> SHORT PROBLEM:
Print out each record below, unaltered and complete, without its images.

Figure record listings
--- BEGIN ---
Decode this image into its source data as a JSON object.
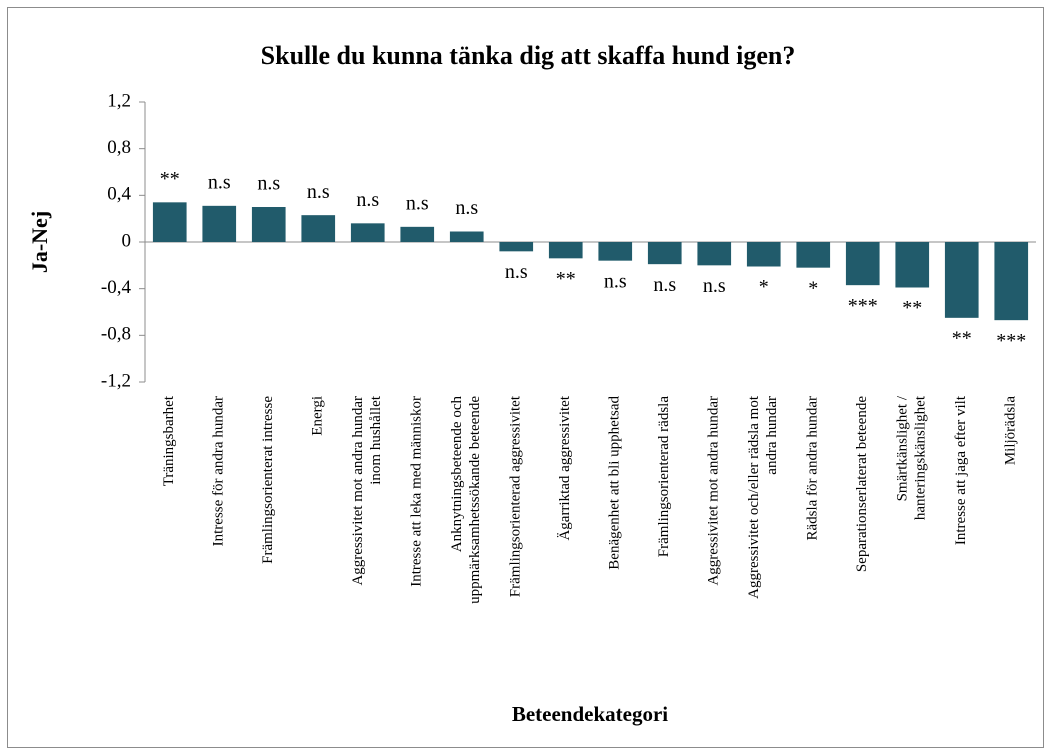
{
  "chart_data": {
    "type": "bar",
    "title": "Skulle du kunna tänka dig att skaffa hund igen?",
    "ylabel": "Ja-Nej",
    "xlabel": "Beteendekategori",
    "color": "#215b6b",
    "categories": [
      "Träningsbarhet",
      "Intresse för andra hundar",
      "Främlingsorienterat intresse",
      "Energi",
      "Aggressivitet mot andra hundar\ninom hushållet",
      "Intresse att leka med människor",
      "Anknytningsbeteende och\nuppmärksamhetssökande beteende",
      "Främlingsorienterad aggressivitet",
      "Ägarriktad aggressivitet",
      "Benägenhet att bli upphetsad",
      "Främlingsorienterad rädsla",
      "Aggressivitet mot andra hundar",
      "Aggressivitet och/eller rädsla mot\nandra hundar",
      "Rädsla för andra hundar",
      "Separationserlaterat beteende",
      "Smärtkänslighet /\nhanteringskänslighet",
      "Intresse att jaga efter vilt",
      "Miljörädsla"
    ],
    "values": [
      0.34,
      0.31,
      0.3,
      0.23,
      0.16,
      0.13,
      0.09,
      -0.08,
      -0.14,
      -0.16,
      -0.19,
      -0.2,
      -0.21,
      -0.22,
      -0.37,
      -0.39,
      -0.65,
      -0.67
    ],
    "annotations": [
      "**",
      "n.s",
      "n.s",
      "n.s",
      "n.s",
      "n.s",
      "n.s",
      "n.s",
      "**",
      "n.s",
      "n.s",
      "n.s",
      "*",
      "*",
      "***",
      "**",
      "**",
      "***"
    ],
    "ylim": [
      -1.2,
      1.2
    ],
    "yticks": [
      {
        "value": 1.2,
        "label": "1,2"
      },
      {
        "value": 0.8,
        "label": "0,8"
      },
      {
        "value": 0.4,
        "label": "0,4"
      },
      0,
      {
        "value": -0.4,
        "label": "-0,4"
      },
      {
        "value": -0.8,
        "label": "-0,8"
      },
      {
        "value": -1.2,
        "label": "-1,2"
      }
    ]
  }
}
--- END ---
> FINAL ANSWER:
Decode this image into its source data as a JSON object.
{
  "chart_data": {
    "type": "bar",
    "title": "Skulle du kunna tänka dig att skaffa hund igen?",
    "ylabel": "Ja-Nej",
    "xlabel": "Beteendekategori",
    "color": "#215b6b",
    "categories": [
      "Träningsbarhet",
      "Intresse för andra hundar",
      "Främlingsorienterat intresse",
      "Energi",
      "Aggressivitet mot andra hundar\ninom hushållet",
      "Intresse att leka med människor",
      "Anknytningsbeteende och\nuppmärksamhetssökande beteende",
      "Främlingsorienterad aggressivitet",
      "Ägarriktad aggressivitet",
      "Benägenhet att bli upphetsad",
      "Främlingsorienterad rädsla",
      "Aggressivitet mot andra hundar",
      "Aggressivitet och/eller rädsla mot\nandra hundar",
      "Rädsla för andra hundar",
      "Separationserlaterat beteende",
      "Smärtkänslighet /\nhanteringskänslighet",
      "Intresse att jaga efter vilt",
      "Miljörädsla"
    ],
    "values": [
      0.34,
      0.31,
      0.3,
      0.23,
      0.16,
      0.13,
      0.09,
      -0.08,
      -0.14,
      -0.16,
      -0.19,
      -0.2,
      -0.21,
      -0.22,
      -0.37,
      -0.39,
      -0.65,
      -0.67
    ],
    "annotations": [
      "**",
      "n.s",
      "n.s",
      "n.s",
      "n.s",
      "n.s",
      "n.s",
      "n.s",
      "**",
      "n.s",
      "n.s",
      "n.s",
      "*",
      "*",
      "***",
      "**",
      "**",
      "***"
    ],
    "ylim": [
      -1.2,
      1.2
    ],
    "yticks": [
      {
        "value": 1.2,
        "label": "1,2"
      },
      {
        "value": 0.8,
        "label": "0,8"
      },
      {
        "value": 0.4,
        "label": "0,4"
      },
      0,
      {
        "value": -0.4,
        "label": "-0,4"
      },
      {
        "value": -0.8,
        "label": "-0,8"
      },
      {
        "value": -1.2,
        "label": "-1,2"
      }
    ]
  }
}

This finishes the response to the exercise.